<<<<
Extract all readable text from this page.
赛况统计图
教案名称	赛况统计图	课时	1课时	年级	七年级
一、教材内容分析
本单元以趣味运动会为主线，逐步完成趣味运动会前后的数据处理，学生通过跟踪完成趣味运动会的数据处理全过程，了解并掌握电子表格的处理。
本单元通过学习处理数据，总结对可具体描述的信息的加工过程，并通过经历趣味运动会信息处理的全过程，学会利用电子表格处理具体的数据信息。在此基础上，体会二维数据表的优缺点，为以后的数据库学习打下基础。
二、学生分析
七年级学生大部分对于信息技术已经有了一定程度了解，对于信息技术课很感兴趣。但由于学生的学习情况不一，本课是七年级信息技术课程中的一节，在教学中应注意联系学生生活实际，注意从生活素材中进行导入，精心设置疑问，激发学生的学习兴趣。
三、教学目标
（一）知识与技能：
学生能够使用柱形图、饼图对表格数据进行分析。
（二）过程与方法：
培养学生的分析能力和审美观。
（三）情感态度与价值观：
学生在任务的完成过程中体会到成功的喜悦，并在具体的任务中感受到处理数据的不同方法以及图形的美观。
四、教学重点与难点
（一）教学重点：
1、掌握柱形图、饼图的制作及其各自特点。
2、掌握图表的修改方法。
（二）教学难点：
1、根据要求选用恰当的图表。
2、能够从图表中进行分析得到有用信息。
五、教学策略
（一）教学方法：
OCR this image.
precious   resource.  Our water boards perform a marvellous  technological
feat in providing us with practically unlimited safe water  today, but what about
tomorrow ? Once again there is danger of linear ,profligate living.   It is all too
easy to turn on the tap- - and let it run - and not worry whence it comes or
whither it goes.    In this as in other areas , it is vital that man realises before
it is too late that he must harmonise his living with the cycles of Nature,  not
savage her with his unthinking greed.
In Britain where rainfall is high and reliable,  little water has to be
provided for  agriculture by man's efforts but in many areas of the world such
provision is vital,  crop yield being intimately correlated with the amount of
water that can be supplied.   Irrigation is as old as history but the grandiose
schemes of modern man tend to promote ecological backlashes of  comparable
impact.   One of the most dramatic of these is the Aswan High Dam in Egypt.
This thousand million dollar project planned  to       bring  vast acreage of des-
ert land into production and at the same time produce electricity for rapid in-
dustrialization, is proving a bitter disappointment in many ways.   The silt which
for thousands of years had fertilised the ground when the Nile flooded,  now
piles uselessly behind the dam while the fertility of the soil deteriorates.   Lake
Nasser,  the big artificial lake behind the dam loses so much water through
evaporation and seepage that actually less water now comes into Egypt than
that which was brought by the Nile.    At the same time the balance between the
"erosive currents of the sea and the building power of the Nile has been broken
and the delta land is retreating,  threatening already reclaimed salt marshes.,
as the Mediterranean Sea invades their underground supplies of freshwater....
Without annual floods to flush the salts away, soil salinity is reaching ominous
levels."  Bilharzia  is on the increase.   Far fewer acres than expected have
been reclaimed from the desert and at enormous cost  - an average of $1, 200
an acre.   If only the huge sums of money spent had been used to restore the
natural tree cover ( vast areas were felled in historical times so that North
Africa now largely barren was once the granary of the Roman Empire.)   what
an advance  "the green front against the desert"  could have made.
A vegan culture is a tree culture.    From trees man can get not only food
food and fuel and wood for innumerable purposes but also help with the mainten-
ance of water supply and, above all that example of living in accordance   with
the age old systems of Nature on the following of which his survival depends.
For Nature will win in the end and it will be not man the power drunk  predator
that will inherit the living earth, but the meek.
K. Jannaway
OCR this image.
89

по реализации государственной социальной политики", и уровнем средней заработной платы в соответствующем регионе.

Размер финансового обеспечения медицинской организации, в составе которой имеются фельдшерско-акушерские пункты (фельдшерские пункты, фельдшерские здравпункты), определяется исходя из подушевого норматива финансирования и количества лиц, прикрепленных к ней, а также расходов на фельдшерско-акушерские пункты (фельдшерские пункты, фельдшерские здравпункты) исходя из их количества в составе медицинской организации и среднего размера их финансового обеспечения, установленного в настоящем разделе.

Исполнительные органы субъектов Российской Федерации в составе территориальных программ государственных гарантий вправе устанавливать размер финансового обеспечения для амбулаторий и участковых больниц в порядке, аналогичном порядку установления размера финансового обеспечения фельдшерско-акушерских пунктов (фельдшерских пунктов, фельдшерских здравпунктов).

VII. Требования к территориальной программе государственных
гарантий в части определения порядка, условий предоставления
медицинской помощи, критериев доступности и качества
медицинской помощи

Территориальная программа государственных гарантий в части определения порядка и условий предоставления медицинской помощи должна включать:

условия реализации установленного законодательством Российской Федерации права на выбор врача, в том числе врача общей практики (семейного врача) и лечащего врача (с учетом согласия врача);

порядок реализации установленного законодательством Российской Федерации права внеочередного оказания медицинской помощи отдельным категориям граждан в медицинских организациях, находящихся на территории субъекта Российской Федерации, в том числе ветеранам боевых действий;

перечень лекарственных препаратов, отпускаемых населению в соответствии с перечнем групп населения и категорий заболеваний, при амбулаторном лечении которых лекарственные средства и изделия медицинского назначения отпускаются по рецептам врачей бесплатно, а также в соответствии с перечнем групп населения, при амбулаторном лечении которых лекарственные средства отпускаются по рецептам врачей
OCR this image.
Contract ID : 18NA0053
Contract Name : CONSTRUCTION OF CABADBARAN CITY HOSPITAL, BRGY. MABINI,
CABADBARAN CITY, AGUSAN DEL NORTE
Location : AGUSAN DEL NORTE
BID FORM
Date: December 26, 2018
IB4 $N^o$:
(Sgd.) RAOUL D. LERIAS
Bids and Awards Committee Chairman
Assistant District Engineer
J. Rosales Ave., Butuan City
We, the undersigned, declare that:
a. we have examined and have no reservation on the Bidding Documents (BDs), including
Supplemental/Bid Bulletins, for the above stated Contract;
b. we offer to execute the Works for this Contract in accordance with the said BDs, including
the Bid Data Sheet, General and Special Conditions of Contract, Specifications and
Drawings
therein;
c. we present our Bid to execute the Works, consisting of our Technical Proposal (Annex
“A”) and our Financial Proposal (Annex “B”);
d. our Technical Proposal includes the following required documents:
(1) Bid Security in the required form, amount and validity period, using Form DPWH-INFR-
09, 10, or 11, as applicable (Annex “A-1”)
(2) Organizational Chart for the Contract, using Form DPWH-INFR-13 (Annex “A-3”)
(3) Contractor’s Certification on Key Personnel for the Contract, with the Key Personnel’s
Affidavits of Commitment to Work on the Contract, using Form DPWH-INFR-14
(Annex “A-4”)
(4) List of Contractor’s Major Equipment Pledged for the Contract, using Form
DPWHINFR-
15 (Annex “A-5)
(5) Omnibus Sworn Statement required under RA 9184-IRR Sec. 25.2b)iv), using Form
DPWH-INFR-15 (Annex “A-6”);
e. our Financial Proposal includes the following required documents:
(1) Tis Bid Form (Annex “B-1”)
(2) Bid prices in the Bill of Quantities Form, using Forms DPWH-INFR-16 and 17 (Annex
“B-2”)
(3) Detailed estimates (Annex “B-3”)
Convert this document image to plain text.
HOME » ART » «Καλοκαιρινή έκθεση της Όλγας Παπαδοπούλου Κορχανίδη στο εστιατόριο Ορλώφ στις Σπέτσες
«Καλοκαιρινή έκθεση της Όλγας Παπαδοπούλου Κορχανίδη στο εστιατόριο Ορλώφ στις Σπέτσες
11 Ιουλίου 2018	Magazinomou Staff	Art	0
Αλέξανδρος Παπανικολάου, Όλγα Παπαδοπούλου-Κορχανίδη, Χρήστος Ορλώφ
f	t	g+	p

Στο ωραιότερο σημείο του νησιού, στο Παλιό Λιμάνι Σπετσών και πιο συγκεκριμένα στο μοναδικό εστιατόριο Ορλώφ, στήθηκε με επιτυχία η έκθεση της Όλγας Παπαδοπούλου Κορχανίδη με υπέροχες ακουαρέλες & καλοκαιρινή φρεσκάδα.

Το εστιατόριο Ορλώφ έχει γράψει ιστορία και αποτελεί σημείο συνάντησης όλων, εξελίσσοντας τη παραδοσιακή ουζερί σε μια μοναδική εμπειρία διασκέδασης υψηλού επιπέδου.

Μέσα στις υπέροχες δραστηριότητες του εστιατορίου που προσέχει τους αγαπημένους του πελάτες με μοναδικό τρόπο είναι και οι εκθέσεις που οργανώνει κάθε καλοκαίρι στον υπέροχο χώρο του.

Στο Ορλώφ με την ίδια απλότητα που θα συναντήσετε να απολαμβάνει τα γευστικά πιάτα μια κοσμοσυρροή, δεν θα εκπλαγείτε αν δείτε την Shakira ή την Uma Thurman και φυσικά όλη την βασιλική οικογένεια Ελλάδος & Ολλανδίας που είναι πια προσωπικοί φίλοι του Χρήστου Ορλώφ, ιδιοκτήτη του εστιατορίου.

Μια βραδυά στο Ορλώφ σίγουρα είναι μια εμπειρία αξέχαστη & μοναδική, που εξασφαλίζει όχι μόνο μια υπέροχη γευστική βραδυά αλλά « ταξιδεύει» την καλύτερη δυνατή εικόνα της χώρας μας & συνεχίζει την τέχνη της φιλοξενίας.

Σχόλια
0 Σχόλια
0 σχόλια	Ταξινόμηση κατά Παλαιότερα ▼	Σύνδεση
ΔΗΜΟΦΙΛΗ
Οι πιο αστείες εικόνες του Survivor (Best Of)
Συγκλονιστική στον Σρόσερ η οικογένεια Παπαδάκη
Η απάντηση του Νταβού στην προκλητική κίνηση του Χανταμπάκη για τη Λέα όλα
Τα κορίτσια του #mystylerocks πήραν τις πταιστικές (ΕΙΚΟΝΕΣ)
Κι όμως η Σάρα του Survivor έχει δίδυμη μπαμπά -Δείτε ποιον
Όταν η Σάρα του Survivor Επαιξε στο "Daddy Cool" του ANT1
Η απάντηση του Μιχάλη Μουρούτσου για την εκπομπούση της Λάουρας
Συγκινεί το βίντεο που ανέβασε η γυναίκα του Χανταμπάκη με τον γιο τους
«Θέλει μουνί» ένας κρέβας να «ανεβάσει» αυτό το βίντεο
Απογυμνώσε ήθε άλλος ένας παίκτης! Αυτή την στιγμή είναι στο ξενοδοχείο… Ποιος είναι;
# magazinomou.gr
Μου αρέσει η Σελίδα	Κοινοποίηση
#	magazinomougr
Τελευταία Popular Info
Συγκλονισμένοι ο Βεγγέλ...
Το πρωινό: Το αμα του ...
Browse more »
>>>>
- Task instructions: Check each line of the records for the word "числе", and show the lines that contain it.

- The response:
условия реализации установленного законодательством Российской Федерации права на выбор врача, в том числе врача общей практики (семейного врача) и лечащего врача (с учетом согласия врача);
порядок реализации установленного законодательством Российской Федерации права внеочередного оказания медицинской помощи отдельным категориям граждан в медицинских организациях, находящихся на территории субъекта Российской Федерации, в том числе ветеранам боевых действий;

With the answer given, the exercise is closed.